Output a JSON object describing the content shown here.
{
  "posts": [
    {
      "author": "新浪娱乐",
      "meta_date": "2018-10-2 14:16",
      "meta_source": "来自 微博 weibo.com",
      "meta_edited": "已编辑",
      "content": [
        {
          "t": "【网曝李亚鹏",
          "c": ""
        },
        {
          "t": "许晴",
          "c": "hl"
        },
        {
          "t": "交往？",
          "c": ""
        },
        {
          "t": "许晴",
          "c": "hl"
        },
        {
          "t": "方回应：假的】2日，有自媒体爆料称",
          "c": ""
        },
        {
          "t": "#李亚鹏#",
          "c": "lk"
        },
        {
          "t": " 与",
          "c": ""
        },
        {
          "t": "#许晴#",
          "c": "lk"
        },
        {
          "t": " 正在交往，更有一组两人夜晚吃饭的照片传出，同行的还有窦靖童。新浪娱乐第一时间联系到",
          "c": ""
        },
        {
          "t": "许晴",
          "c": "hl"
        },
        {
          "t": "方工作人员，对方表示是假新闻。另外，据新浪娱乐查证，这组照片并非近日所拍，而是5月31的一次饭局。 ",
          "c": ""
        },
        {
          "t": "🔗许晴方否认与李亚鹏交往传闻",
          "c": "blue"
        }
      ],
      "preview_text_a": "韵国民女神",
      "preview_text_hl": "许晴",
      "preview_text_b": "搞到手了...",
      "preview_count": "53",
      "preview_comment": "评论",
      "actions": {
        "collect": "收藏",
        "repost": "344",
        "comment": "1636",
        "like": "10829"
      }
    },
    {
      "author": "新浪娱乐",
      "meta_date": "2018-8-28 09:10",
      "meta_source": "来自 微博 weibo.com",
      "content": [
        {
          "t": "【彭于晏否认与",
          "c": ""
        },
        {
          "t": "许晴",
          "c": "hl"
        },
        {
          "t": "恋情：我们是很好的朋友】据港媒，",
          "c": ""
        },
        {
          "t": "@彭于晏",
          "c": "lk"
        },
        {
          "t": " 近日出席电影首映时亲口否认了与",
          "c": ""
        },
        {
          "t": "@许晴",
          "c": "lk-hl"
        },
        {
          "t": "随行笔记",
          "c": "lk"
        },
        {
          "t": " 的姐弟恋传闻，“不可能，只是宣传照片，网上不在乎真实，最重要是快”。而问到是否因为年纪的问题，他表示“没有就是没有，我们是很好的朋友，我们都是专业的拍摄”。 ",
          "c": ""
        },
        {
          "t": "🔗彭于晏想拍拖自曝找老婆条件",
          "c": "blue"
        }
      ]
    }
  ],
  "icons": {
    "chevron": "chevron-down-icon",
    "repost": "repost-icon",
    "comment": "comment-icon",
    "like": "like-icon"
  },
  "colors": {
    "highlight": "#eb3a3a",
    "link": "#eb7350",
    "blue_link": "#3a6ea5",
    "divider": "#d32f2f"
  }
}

•••

Requirement >> Give an exact repetition of all the material.

Exercise result >>
Output a JSON object describing the content shown here.
{
  "posts": [
    {
      "author": "新浪娱乐",
      "meta_date": "2018-10-2 14:16",
      "meta_source": "来自 微博 weibo.com",
      "meta_edited": "已编辑",
      "content": [
        {
          "t": "【网曝李亚鹏",
          "c": ""
        },
        {
          "t": "许晴",
          "c": "hl"
        },
        {
          "t": "交往？",
          "c": ""
        },
        {
          "t": "许晴",
          "c": "hl"
        },
        {
          "t": "方回应：假的】2日，有自媒体爆料称",
          "c": ""
        },
        {
          "t": "#李亚鹏#",
          "c": "lk"
        },
        {
          "t": " 与",
          "c": ""
        },
        {
          "t": "#许晴#",
          "c": "lk"
        },
        {
          "t": " 正在交往，更有一组两人夜晚吃饭的照片传出，同行的还有窦靖童。新浪娱乐第一时间联系到",
          "c": ""
        },
        {
          "t": "许晴",
          "c": "hl"
        },
        {
          "t": "方工作人员，对方表示是假新闻。另外，据新浪娱乐查证，这组照片并非近日所拍，而是5月31的一次饭局。 ",
          "c": ""
        },
        {
          "t": "🔗许晴方否认与李亚鹏交往传闻",
          "c": "blue"
        }
      ],
      "preview_text_a": "韵国民女神",
      "preview_text_hl": "许晴",
      "preview_text_b": "搞到手了...",
      "preview_count": "53",
      "preview_comment": "评论",
      "actions": {
        "collect": "收藏",
        "repost": "344",
        "comment": "1636",
        "like": "10829"
      }
    },
    {
      "author": "新浪娱乐",
      "meta_date": "2018-8-28 09:10",
      "meta_source": "来自 微博 weibo.com",
      "content": [
        {
          "t": "【彭于晏否认与",
          "c": ""
        },
        {
          "t": "许晴",
          "c": "hl"
        },
        {
          "t": "恋情：我们是很好的朋友】据港媒，",
          "c": ""
        },
        {
          "t": "@彭于晏",
          "c": "lk"
        },
        {
          "t": " 近日出席电影首映时亲口否认了与",
          "c": ""
        },
        {
          "t": "@许晴",
          "c": "lk-hl"
        },
        {
          "t": "随行笔记",
          "c": "lk"
        },
        {
          "t": " 的姐弟恋传闻，“不可能，只是宣传照片，网上不在乎真实，最重要是快”。而问到是否因为年纪的问题，他表示“没有就是没有，我们是很好的朋友，我们都是专业的拍摄”。 ",
          "c": ""
        },
        {
          "t": "🔗彭于晏想拍拖自曝找老婆条件",
          "c": "blue"
        }
      ]
    }
  ],
  "icons": {
    "chevron": "chevron-down-icon",
    "repost": "repost-icon",
    "comment": "comment-icon",
    "like": "like-icon"
  },
  "colors": {
    "highlight": "#eb3a3a",
    "link": "#eb7350",
    "blue_link": "#3a6ea5",
    "divider": "#d32f2f"
  }
}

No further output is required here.